▶ **WHAT THIS TASK INVOLVES**
Copy out each line exactly as it appears.

▶ **SUPPLIED MATERIAL**

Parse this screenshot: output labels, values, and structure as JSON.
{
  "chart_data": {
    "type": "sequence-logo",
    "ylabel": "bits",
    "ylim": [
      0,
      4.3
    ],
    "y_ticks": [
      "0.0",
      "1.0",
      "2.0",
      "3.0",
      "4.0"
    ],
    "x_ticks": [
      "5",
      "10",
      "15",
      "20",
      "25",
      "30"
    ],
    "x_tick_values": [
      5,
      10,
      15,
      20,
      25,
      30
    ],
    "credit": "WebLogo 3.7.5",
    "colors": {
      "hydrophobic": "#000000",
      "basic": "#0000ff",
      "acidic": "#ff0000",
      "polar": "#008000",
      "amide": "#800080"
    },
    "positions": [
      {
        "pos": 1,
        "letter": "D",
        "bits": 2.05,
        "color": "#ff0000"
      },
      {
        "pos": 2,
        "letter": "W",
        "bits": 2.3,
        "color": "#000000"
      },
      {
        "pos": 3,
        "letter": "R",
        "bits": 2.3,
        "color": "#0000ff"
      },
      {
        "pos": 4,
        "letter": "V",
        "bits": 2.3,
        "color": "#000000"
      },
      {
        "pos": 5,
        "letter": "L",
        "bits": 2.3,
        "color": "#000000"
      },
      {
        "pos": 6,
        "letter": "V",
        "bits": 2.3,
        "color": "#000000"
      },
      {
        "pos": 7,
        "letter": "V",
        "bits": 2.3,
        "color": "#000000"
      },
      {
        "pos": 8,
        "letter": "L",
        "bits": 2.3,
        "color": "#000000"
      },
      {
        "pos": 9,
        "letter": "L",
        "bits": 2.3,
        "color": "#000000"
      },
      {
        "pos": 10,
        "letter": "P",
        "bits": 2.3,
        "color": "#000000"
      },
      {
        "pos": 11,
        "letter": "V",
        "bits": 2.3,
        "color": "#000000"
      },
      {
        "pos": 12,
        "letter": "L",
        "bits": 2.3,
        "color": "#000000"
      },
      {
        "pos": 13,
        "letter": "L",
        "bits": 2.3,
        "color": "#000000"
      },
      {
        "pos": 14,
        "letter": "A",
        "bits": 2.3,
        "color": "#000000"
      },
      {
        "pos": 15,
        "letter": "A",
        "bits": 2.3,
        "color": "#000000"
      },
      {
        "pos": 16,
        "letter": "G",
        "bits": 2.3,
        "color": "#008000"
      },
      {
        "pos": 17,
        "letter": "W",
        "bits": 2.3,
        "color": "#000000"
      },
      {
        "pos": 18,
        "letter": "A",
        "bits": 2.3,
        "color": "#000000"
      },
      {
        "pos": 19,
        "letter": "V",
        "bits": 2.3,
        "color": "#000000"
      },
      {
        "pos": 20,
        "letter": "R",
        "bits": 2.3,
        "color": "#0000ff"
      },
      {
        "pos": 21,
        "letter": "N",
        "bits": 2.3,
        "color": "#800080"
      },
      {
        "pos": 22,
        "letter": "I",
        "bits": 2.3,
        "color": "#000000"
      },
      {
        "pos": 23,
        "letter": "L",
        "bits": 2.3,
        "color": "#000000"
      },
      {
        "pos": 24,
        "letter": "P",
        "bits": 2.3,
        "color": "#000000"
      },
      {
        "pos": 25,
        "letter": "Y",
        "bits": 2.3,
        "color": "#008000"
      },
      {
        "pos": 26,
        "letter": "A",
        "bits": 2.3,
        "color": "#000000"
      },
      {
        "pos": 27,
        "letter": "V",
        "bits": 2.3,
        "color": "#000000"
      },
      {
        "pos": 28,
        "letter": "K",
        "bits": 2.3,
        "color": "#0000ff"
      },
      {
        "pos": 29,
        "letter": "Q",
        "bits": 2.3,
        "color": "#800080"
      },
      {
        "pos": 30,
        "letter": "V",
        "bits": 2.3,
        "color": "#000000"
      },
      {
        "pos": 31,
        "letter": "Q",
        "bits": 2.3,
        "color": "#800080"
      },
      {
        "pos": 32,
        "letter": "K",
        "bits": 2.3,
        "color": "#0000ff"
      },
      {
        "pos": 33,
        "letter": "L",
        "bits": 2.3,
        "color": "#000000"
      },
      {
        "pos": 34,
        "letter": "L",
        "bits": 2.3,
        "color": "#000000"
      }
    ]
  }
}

▶ **COMPLETE ANSWER**
Parse this screenshot: output labels, values, and structure as JSON.
{
  "chart_data": {
    "type": "sequence-logo",
    "ylabel": "bits",
    "ylim": [
      0,
      4.3
    ],
    "y_ticks": [
      "0.0",
      "1.0",
      "2.0",
      "3.0",
      "4.0"
    ],
    "x_ticks": [
      "5",
      "10",
      "15",
      "20",
      "25",
      "30"
    ],
    "x_tick_values": [
      5,
      10,
      15,
      20,
      25,
      30
    ],
    "credit": "WebLogo 3.7.5",
    "colors": {
      "hydrophobic": "#000000",
      "basic": "#0000ff",
      "acidic": "#ff0000",
      "polar": "#008000",
      "amide": "#800080"
    },
    "positions": [
      {
        "pos": 1,
        "letter": "D",
        "bits": 2.05,
        "color": "#ff0000"
      },
      {
        "pos": 2,
        "letter": "W",
        "bits": 2.3,
        "color": "#000000"
      },
      {
        "pos": 3,
        "letter": "R",
        "bits": 2.3,
        "color": "#0000ff"
      },
      {
        "pos": 4,
        "letter": "V",
        "bits": 2.3,
        "color": "#000000"
      },
      {
        "pos": 5,
        "letter": "L",
        "bits": 2.3,
        "color": "#000000"
      },
      {
        "pos": 6,
        "letter": "V",
        "bits": 2.3,
        "color": "#000000"
      },
      {
        "pos": 7,
        "letter": "V",
        "bits": 2.3,
        "color": "#000000"
      },
      {
        "pos": 8,
        "letter": "L",
        "bits": 2.3,
        "color": "#000000"
      },
      {
        "pos": 9,
        "letter": "L",
        "bits": 2.3,
        "color": "#000000"
      },
      {
        "pos": 10,
        "letter": "P",
        "bits": 2.3,
        "color": "#000000"
      },
      {
        "pos": 11,
        "letter": "V",
        "bits": 2.3,
        "color": "#000000"
      },
      {
        "pos": 12,
        "letter": "L",
        "bits": 2.3,
        "color": "#000000"
      },
      {
        "pos": 13,
        "letter": "L",
        "bits": 2.3,
        "color": "#000000"
      },
      {
        "pos": 14,
        "letter": "A",
        "bits": 2.3,
        "color": "#000000"
      },
      {
        "pos": 15,
        "letter": "A",
        "bits": 2.3,
        "color": "#000000"
      },
      {
        "pos": 16,
        "letter": "G",
        "bits": 2.3,
        "color": "#008000"
      },
      {
        "pos": 17,
        "letter": "W",
        "bits": 2.3,
        "color": "#000000"
      },
      {
        "pos": 18,
        "letter": "A",
        "bits": 2.3,
        "color": "#000000"
      },
      {
        "pos": 19,
        "letter": "V",
        "bits": 2.3,
        "color": "#000000"
      },
      {
        "pos": 20,
        "letter": "R",
        "bits": 2.3,
        "color": "#0000ff"
      },
      {
        "pos": 21,
        "letter": "N",
        "bits": 2.3,
        "color": "#800080"
      },
      {
        "pos": 22,
        "letter": "I",
        "bits": 2.3,
        "color": "#000000"
      },
      {
        "pos": 23,
        "letter": "L",
        "bits": 2.3,
        "color": "#000000"
      },
      {
        "pos": 24,
        "letter": "P",
        "bits": 2.3,
        "color": "#000000"
      },
      {
        "pos": 25,
        "letter": "Y",
        "bits": 2.3,
        "color": "#008000"
      },
      {
        "pos": 26,
        "letter": "A",
        "bits": 2.3,
        "color": "#000000"
      },
      {
        "pos": 27,
        "letter": "V",
        "bits": 2.3,
        "color": "#000000"
      },
      {
        "pos": 28,
        "letter": "K",
        "bits": 2.3,
        "color": "#0000ff"
      },
      {
        "pos": 29,
        "letter": "Q",
        "bits": 2.3,
        "color": "#800080"
      },
      {
        "pos": 30,
        "letter": "V",
        "bits": 2.3,
        "color": "#000000"
      },
      {
        "pos": 31,
        "letter": "Q",
        "bits": 2.3,
        "color": "#800080"
      },
      {
        "pos": 32,
        "letter": "K",
        "bits": 2.3,
        "color": "#0000ff"
      },
      {
        "pos": 33,
        "letter": "L",
        "bits": 2.3,
        "color": "#000000"
      },
      {
        "pos": 34,
        "letter": "L",
        "bits": 2.3,
        "color": "#000000"
      }
    ]
  }
}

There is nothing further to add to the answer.